Exercise objective — Below are the records; reproduce all of them exactly but without any images.
— start of The input —
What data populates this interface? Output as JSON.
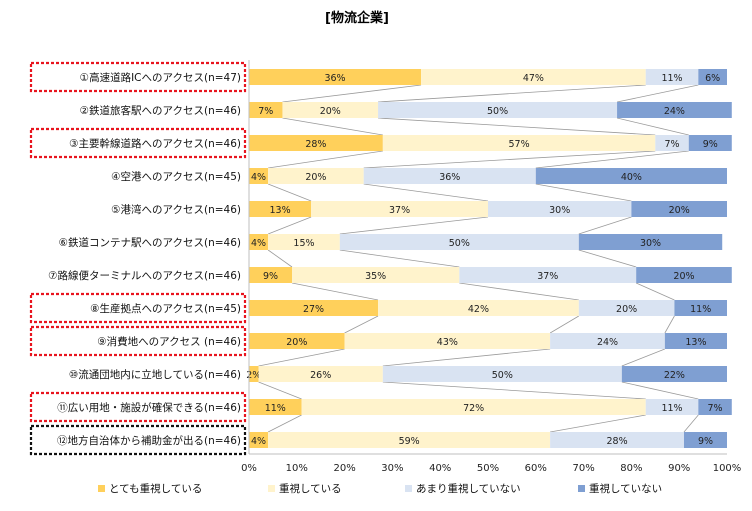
{
  "chart_data": {
    "type": "bar",
    "orientation": "horizontal",
    "stacked": true,
    "percent": true,
    "title": "[物流企業]",
    "categories": [
      "①高速道路ICへのアクセス(n=47)",
      "②鉄道旅客駅へのアクセス(n=46)",
      "③主要幹線道路へのアクセス(n=46)",
      "④空港へのアクセス(n=45)",
      "⑤港湾へのアクセス(n=46)",
      "⑥鉄道コンテナ駅へのアクセス(n=46)",
      "⑦路線便ターミナルへのアクセス(n=46)",
      "⑧生産拠点へのアクセス(n=45)",
      "⑨消費地へのアクセス (n=46)",
      "⑩流通団地内に立地している(n=46)",
      "⑪広い用地・施設が確保できる(n=46)",
      "⑫地方自治体から補助金が出る(n=46)"
    ],
    "series": [
      {
        "name": "とても重視している",
        "color": "#FFD05B",
        "values": [
          36,
          7,
          28,
          4,
          13,
          4,
          9,
          27,
          20,
          2,
          11,
          4
        ]
      },
      {
        "name": "重視している",
        "color": "#FFF3CC",
        "values": [
          47,
          20,
          57,
          20,
          37,
          15,
          35,
          42,
          43,
          26,
          72,
          59
        ]
      },
      {
        "name": "あまり重視していない",
        "color": "#D9E3F2",
        "values": [
          11,
          50,
          7,
          36,
          30,
          50,
          37,
          20,
          24,
          50,
          11,
          28
        ]
      },
      {
        "name": "重視していない",
        "color": "#7F9FD2",
        "values": [
          6,
          24,
          9,
          40,
          20,
          30,
          20,
          11,
          13,
          22,
          7,
          9
        ]
      }
    ],
    "xlim": [
      0,
      100
    ],
    "xticks": [
      "0%",
      "10%",
      "20%",
      "30%",
      "40%",
      "50%",
      "60%",
      "70%",
      "80%",
      "90%",
      "100%"
    ],
    "legend_position": "bottom",
    "highlighted_categories_red": [
      0,
      2,
      7,
      8,
      10
    ],
    "highlighted_categories_black": [
      11
    ]
  }
}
— end of The input —
Right answer —
What data populates this interface? Output as JSON.
{
  "chart_data": {
    "type": "bar",
    "orientation": "horizontal",
    "stacked": true,
    "percent": true,
    "title": "[物流企業]",
    "categories": [
      "①高速道路ICへのアクセス(n=47)",
      "②鉄道旅客駅へのアクセス(n=46)",
      "③主要幹線道路へのアクセス(n=46)",
      "④空港へのアクセス(n=45)",
      "⑤港湾へのアクセス(n=46)",
      "⑥鉄道コンテナ駅へのアクセス(n=46)",
      "⑦路線便ターミナルへのアクセス(n=46)",
      "⑧生産拠点へのアクセス(n=45)",
      "⑨消費地へのアクセス (n=46)",
      "⑩流通団地内に立地している(n=46)",
      "⑪広い用地・施設が確保できる(n=46)",
      "⑫地方自治体から補助金が出る(n=46)"
    ],
    "series": [
      {
        "name": "とても重視している",
        "color": "#FFD05B",
        "values": [
          36,
          7,
          28,
          4,
          13,
          4,
          9,
          27,
          20,
          2,
          11,
          4
        ]
      },
      {
        "name": "重視している",
        "color": "#FFF3CC",
        "values": [
          47,
          20,
          57,
          20,
          37,
          15,
          35,
          42,
          43,
          26,
          72,
          59
        ]
      },
      {
        "name": "あまり重視していない",
        "color": "#D9E3F2",
        "values": [
          11,
          50,
          7,
          36,
          30,
          50,
          37,
          20,
          24,
          50,
          11,
          28
        ]
      },
      {
        "name": "重視していない",
        "color": "#7F9FD2",
        "values": [
          6,
          24,
          9,
          40,
          20,
          30,
          20,
          11,
          13,
          22,
          7,
          9
        ]
      }
    ],
    "xlim": [
      0,
      100
    ],
    "xticks": [
      "0%",
      "10%",
      "20%",
      "30%",
      "40%",
      "50%",
      "60%",
      "70%",
      "80%",
      "90%",
      "100%"
    ],
    "legend_position": "bottom",
    "highlighted_categories_red": [
      0,
      2,
      7,
      8,
      10
    ],
    "highlighted_categories_black": [
      11
    ]
  }
}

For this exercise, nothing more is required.